- **THE EXERCISE**
Copy all lines in which the word "抖音居然也有小游戏" can be found.
--- Begin ENTRIES ---
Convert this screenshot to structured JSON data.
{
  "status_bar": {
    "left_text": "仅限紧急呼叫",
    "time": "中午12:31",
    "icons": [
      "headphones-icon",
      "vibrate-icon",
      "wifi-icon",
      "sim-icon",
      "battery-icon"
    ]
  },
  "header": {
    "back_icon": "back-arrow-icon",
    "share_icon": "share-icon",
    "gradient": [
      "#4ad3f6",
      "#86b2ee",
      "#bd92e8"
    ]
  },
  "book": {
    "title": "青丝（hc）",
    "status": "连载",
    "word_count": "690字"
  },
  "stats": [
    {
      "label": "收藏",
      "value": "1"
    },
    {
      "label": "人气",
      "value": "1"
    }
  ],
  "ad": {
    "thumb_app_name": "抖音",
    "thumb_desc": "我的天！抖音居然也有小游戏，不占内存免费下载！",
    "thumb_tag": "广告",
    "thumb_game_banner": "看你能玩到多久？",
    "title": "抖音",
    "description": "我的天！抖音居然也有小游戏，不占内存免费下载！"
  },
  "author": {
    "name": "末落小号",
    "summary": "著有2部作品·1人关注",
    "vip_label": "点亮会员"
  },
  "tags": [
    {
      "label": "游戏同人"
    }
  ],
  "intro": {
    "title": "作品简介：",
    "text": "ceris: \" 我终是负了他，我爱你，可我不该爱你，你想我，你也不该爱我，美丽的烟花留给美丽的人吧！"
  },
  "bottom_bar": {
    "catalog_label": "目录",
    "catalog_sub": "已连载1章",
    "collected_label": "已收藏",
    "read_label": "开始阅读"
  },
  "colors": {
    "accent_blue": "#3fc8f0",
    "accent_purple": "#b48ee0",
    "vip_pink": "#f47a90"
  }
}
--- End ENTRIES ---
--- Begin ENTRIES ---
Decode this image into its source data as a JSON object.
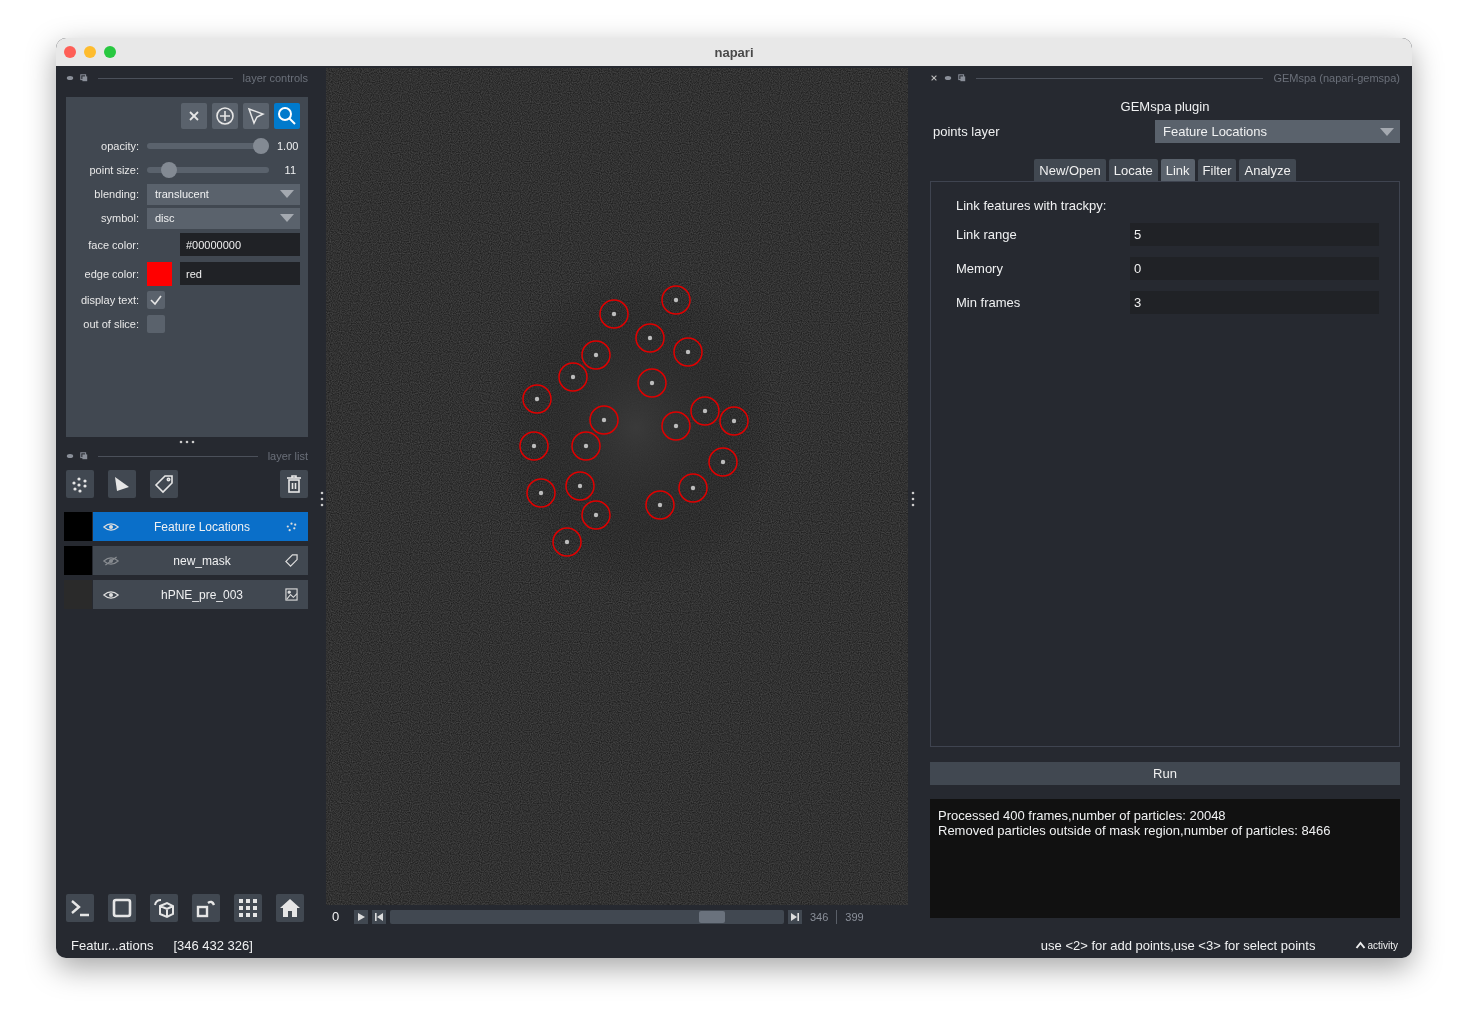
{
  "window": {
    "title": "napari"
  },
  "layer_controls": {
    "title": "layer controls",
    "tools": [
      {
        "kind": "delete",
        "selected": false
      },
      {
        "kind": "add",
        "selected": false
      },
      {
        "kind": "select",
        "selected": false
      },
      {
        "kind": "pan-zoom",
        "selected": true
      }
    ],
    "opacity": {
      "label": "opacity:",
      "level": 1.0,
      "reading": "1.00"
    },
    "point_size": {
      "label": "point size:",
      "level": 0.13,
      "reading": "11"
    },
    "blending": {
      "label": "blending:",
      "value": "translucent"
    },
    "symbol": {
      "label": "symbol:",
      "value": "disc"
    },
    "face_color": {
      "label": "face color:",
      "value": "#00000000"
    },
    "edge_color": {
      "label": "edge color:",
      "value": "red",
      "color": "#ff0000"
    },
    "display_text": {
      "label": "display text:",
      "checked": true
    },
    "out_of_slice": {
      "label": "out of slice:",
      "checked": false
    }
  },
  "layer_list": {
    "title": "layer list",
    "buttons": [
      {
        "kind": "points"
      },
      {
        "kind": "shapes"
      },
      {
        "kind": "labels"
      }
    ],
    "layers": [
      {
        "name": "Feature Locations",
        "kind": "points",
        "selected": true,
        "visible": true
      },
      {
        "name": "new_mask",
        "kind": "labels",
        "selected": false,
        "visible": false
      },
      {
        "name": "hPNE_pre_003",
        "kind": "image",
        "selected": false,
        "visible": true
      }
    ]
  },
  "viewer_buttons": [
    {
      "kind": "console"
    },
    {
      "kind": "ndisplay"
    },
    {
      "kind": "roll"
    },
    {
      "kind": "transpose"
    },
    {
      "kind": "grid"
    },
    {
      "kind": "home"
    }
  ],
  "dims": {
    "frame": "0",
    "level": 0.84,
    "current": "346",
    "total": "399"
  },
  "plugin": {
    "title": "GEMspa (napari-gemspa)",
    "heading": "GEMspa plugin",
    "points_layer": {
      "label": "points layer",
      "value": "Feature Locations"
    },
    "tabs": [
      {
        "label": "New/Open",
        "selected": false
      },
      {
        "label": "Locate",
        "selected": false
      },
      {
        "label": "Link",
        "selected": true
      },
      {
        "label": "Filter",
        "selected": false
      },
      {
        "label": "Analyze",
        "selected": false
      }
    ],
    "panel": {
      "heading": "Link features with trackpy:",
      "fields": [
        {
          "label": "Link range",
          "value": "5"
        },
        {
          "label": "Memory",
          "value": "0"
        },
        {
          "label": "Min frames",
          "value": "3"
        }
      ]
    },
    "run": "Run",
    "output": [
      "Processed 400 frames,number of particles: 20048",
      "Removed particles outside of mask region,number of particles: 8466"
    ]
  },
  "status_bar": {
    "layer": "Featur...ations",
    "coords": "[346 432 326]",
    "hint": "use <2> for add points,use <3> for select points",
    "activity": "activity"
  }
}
--- End ENTRIES ---
- **ANSWER FOR THIS EXERCISE**
    "thumb_desc": "我的天！抖音居然也有小游戏，不占内存免费下载！",
    "description": "我的天！抖音居然也有小游戏，不占内存免费下载！"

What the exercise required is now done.